Entries with figure data
• • • •

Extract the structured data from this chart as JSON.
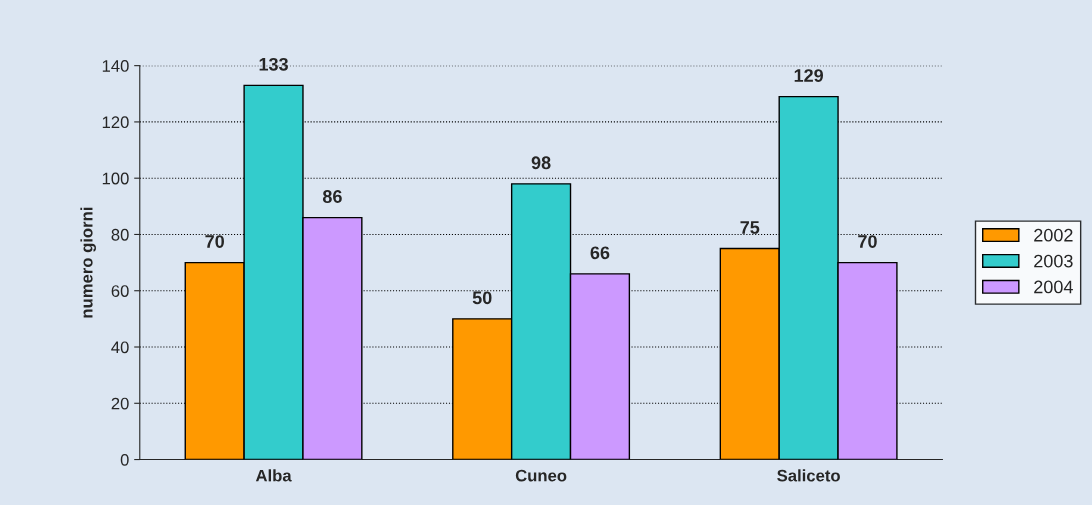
{
  "chart_data": {
    "type": "bar",
    "ylabel": "numero giorni",
    "categories": [
      "Alba",
      "Cuneo",
      "Saliceto"
    ],
    "series": [
      {
        "name": "2002",
        "color": "#ff9900",
        "values": [
          70,
          50,
          75
        ]
      },
      {
        "name": "2003",
        "color": "#33cccc",
        "values": [
          133,
          98,
          129
        ]
      },
      {
        "name": "2004",
        "color": "#cc99ff",
        "values": [
          86,
          66,
          70
        ]
      }
    ],
    "ylim": [
      0,
      140
    ],
    "yticks": [
      0,
      20,
      40,
      60,
      80,
      100,
      120,
      140
    ],
    "grid": "y",
    "legend": "right",
    "data_labels": true
  }
}
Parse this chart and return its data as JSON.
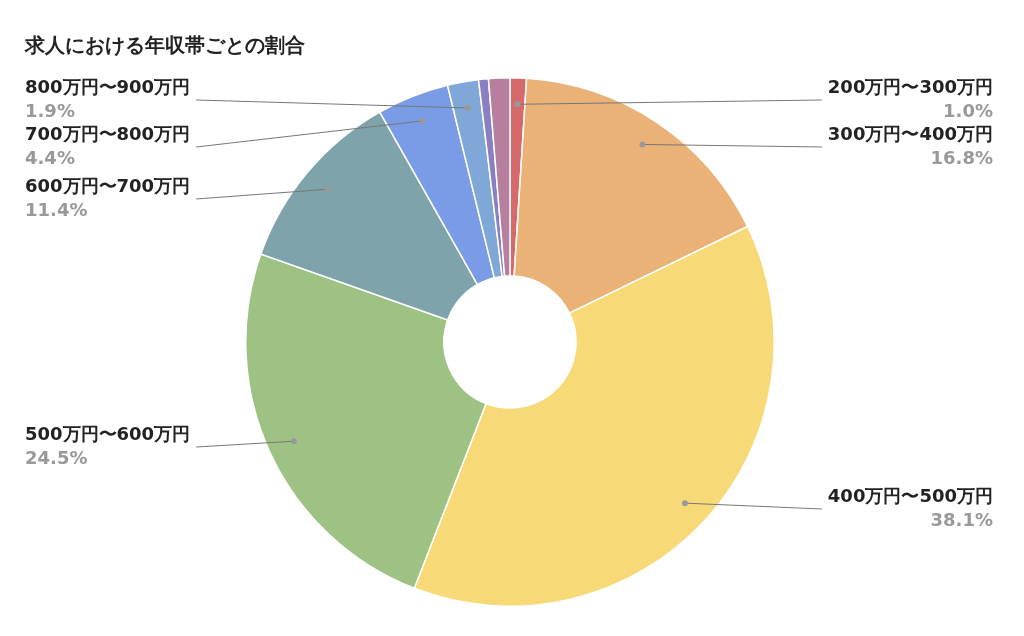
{
  "chart_data": {
    "type": "donut",
    "title": "求人における年収帯ごとの割合",
    "categories": [
      "200万円〜300万円",
      "300万円〜400万円",
      "400万円〜500万円",
      "500万円〜600万円",
      "600万円〜700万円",
      "700万円〜800万円",
      "800万円〜900万円",
      null,
      null
    ],
    "values": [
      1.0,
      16.8,
      38.1,
      24.5,
      11.4,
      4.4,
      1.9,
      0.6,
      1.3
    ],
    "value_labels": [
      "1.0%",
      "16.8%",
      "38.1%",
      "24.5%",
      "11.4%",
      "4.4%",
      "1.9%",
      null,
      null
    ],
    "colors": [
      "#d66a6a",
      "#ebb277",
      "#f7d978",
      "#9dc283",
      "#7fa3ab",
      "#7a9be6",
      "#7fa8d9",
      "#8b7fc4",
      "#b67f9d"
    ],
    "legend": false
  }
}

• • • •

*Exercise requirements*. Write the records out once more, exactly as they appear, with no pictures.

*Response to the exercise*.
Extract the structured data from this chart as JSON.
{
  "chart_data": {
    "type": "bar",
    "ylabel": "numero giorni",
    "categories": [
      "Alba",
      "Cuneo",
      "Saliceto"
    ],
    "series": [
      {
        "name": "2002",
        "color": "#ff9900",
        "values": [
          70,
          50,
          75
        ]
      },
      {
        "name": "2003",
        "color": "#33cccc",
        "values": [
          133,
          98,
          129
        ]
      },
      {
        "name": "2004",
        "color": "#cc99ff",
        "values": [
          86,
          66,
          70
        ]
      }
    ],
    "ylim": [
      0,
      140
    ],
    "yticks": [
      0,
      20,
      40,
      60,
      80,
      100,
      120,
      140
    ],
    "grid": "y",
    "legend": "right",
    "data_labels": true
  }
}
Parse this chart and return its data as JSON.
{
  "chart_data": {
    "type": "donut",
    "title": "求人における年収帯ごとの割合",
    "categories": [
      "200万円〜300万円",
      "300万円〜400万円",
      "400万円〜500万円",
      "500万円〜600万円",
      "600万円〜700万円",
      "700万円〜800万円",
      "800万円〜900万円",
      null,
      null
    ],
    "values": [
      1.0,
      16.8,
      38.1,
      24.5,
      11.4,
      4.4,
      1.9,
      0.6,
      1.3
    ],
    "value_labels": [
      "1.0%",
      "16.8%",
      "38.1%",
      "24.5%",
      "11.4%",
      "4.4%",
      "1.9%",
      null,
      null
    ],
    "colors": [
      "#d66a6a",
      "#ebb277",
      "#f7d978",
      "#9dc283",
      "#7fa3ab",
      "#7a9be6",
      "#7fa8d9",
      "#8b7fc4",
      "#b67f9d"
    ],
    "legend": false
  }
}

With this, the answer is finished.